[Start of TASK INPUTS]
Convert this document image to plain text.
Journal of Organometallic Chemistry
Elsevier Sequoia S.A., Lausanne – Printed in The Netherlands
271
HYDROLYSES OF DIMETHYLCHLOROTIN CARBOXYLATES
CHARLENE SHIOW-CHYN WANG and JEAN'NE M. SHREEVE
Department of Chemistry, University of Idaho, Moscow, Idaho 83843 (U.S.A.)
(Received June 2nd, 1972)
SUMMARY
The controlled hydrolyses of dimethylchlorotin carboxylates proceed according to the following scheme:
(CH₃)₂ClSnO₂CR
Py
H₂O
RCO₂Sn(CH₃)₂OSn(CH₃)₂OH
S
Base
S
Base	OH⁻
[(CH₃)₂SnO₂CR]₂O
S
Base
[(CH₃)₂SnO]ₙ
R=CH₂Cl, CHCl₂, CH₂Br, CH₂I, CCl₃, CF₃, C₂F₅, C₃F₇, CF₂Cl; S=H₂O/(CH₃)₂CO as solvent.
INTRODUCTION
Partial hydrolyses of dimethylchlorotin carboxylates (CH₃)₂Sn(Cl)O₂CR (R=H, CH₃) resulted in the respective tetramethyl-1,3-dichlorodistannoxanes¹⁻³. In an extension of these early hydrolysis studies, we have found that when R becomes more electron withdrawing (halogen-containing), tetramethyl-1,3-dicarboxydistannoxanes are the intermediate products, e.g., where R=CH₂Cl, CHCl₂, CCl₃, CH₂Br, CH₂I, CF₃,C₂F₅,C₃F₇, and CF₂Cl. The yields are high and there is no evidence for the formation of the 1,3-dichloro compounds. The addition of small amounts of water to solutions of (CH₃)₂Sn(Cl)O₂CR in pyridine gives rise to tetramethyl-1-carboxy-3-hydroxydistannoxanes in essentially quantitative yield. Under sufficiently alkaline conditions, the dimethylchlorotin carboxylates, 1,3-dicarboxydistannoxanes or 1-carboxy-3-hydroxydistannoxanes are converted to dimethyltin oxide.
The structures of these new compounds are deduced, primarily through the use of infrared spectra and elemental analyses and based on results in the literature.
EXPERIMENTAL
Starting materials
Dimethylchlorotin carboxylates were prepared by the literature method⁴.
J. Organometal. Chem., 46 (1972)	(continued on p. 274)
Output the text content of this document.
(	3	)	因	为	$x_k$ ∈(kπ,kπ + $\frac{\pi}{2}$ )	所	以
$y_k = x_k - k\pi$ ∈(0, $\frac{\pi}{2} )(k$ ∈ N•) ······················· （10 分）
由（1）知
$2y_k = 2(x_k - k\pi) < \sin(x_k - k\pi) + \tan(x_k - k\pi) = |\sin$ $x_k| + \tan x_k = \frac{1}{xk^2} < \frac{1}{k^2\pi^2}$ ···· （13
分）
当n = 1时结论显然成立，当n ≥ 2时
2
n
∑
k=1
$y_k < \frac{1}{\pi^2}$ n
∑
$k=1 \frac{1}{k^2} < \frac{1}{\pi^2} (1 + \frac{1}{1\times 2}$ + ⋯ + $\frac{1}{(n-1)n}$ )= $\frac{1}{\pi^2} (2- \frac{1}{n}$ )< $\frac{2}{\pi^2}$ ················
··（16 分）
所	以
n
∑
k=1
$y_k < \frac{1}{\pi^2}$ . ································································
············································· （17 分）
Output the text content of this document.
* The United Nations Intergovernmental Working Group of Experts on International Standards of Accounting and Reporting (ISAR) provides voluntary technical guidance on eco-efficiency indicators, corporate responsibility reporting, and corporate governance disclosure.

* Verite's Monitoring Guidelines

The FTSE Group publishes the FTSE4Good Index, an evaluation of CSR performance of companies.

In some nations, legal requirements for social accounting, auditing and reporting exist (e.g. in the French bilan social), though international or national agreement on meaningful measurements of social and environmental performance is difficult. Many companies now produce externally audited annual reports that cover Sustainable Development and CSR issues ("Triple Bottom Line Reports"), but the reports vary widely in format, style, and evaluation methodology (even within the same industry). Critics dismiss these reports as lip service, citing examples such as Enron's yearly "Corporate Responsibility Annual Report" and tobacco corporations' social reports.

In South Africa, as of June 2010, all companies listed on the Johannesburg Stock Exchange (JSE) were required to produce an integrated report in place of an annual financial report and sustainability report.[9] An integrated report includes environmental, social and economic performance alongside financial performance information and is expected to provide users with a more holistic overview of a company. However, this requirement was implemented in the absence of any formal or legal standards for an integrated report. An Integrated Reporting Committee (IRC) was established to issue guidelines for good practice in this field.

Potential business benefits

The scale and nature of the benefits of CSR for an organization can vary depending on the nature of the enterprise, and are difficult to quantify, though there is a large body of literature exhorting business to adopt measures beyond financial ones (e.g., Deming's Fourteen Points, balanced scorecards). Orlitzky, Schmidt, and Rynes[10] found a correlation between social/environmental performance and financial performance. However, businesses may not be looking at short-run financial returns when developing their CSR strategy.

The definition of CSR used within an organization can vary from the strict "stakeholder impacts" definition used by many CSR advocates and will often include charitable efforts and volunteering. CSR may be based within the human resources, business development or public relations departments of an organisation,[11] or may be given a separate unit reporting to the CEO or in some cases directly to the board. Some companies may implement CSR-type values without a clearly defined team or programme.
[End of TASK INPUTS]
SHORT TASK »
Output all records verbatim.

RESPONSE FOR THIS EXERCISE »
Convert this document image to plain text.
Journal of Organometallic Chemistry
Elsevier Sequoia S.A., Lausanne – Printed in The Netherlands
271
HYDROLYSES OF DIMETHYLCHLOROTIN CARBOXYLATES
CHARLENE SHIOW-CHYN WANG and JEAN'NE M. SHREEVE
Department of Chemistry, University of Idaho, Moscow, Idaho 83843 (U.S.A.)
(Received June 2nd, 1972)
SUMMARY
The controlled hydrolyses of dimethylchlorotin carboxylates proceed according to the following scheme:
(CH₃)₂ClSnO₂CR
Py
H₂O
RCO₂Sn(CH₃)₂OSn(CH₃)₂OH
S
Base
S
Base	OH⁻
[(CH₃)₂SnO₂CR]₂O
S
Base
[(CH₃)₂SnO]ₙ
R=CH₂Cl, CHCl₂, CH₂Br, CH₂I, CCl₃, CF₃, C₂F₅, C₃F₇, CF₂Cl; S=H₂O/(CH₃)₂CO as solvent.
INTRODUCTION
Partial hydrolyses of dimethylchlorotin carboxylates (CH₃)₂Sn(Cl)O₂CR (R=H, CH₃) resulted in the respective tetramethyl-1,3-dichlorodistannoxanes¹⁻³. In an extension of these early hydrolysis studies, we have found that when R becomes more electron withdrawing (halogen-containing), tetramethyl-1,3-dicarboxydistannoxanes are the intermediate products, e.g., where R=CH₂Cl, CHCl₂, CCl₃, CH₂Br, CH₂I, CF₃,C₂F₅,C₃F₇, and CF₂Cl. The yields are high and there is no evidence for the formation of the 1,3-dichloro compounds. The addition of small amounts of water to solutions of (CH₃)₂Sn(Cl)O₂CR in pyridine gives rise to tetramethyl-1-carboxy-3-hydroxydistannoxanes in essentially quantitative yield. Under sufficiently alkaline conditions, the dimethylchlorotin carboxylates, 1,3-dicarboxydistannoxanes or 1-carboxy-3-hydroxydistannoxanes are converted to dimethyltin oxide.
The structures of these new compounds are deduced, primarily through the use of infrared spectra and elemental analyses and based on results in the literature.
EXPERIMENTAL
Starting materials
Dimethylchlorotin carboxylates were prepared by the literature method⁴.
J. Organometal. Chem., 46 (1972)	(continued on p. 274)
Output the text content of this document.
(	3	)	因	为	$x_k$ ∈(kπ,kπ + $\frac{\pi}{2}$ )	所	以
$y_k = x_k - k\pi$ ∈(0, $\frac{\pi}{2} )(k$ ∈ N•) ······················· （10 分）
由（1）知
$2y_k = 2(x_k - k\pi) < \sin(x_k - k\pi) + \tan(x_k - k\pi) = |\sin$ $x_k| + \tan x_k = \frac{1}{xk^2} < \frac{1}{k^2\pi^2}$ ···· （13
分）
当n = 1时结论显然成立，当n ≥ 2时
2
n
∑
k=1
$y_k < \frac{1}{\pi^2}$ n
∑
$k=1 \frac{1}{k^2} < \frac{1}{\pi^2} (1 + \frac{1}{1\times 2}$ + ⋯ + $\frac{1}{(n-1)n}$ )= $\frac{1}{\pi^2} (2- \frac{1}{n}$ )< $\frac{2}{\pi^2}$ ················
··（16 分）
所	以
n
∑
k=1
$y_k < \frac{1}{\pi^2}$ . ································································
············································· （17 分）
Output the text content of this document.
* The United Nations Intergovernmental Working Group of Experts on International Standards of Accounting and Reporting (ISAR) provides voluntary technical guidance on eco-efficiency indicators, corporate responsibility reporting, and corporate governance disclosure.

* Verite's Monitoring Guidelines

The FTSE Group publishes the FTSE4Good Index, an evaluation of CSR performance of companies.

In some nations, legal requirements for social accounting, auditing and reporting exist (e.g. in the French bilan social), though international or national agreement on meaningful measurements of social and environmental performance is difficult. Many companies now produce externally audited annual reports that cover Sustainable Development and CSR issues ("Triple Bottom Line Reports"), but the reports vary widely in format, style, and evaluation methodology (even within the same industry). Critics dismiss these reports as lip service, citing examples such as Enron's yearly "Corporate Responsibility Annual Report" and tobacco corporations' social reports.

In South Africa, as of June 2010, all companies listed on the Johannesburg Stock Exchange (JSE) were required to produce an integrated report in place of an annual financial report and sustainability report.[9] An integrated report includes environmental, social and economic performance alongside financial performance information and is expected to provide users with a more holistic overview of a company. However, this requirement was implemented in the absence of any formal or legal standards for an integrated report. An Integrated Reporting Committee (IRC) was established to issue guidelines for good practice in this field.

Potential business benefits

The scale and nature of the benefits of CSR for an organization can vary depending on the nature of the enterprise, and are difficult to quantify, though there is a large body of literature exhorting business to adopt measures beyond financial ones (e.g., Deming's Fourteen Points, balanced scorecards). Orlitzky, Schmidt, and Rynes[10] found a correlation between social/environmental performance and financial performance. However, businesses may not be looking at short-run financial returns when developing their CSR strategy.

The definition of CSR used within an organization can vary from the strict "stakeholder impacts" definition used by many CSR advocates and will often include charitable efforts and volunteering. CSR may be based within the human resources, business development or public relations departments of an organisation,[11] or may be given a separate unit reporting to the CEO or in some cases directly to the board. Some companies may implement CSR-type values without a clearly defined team or programme.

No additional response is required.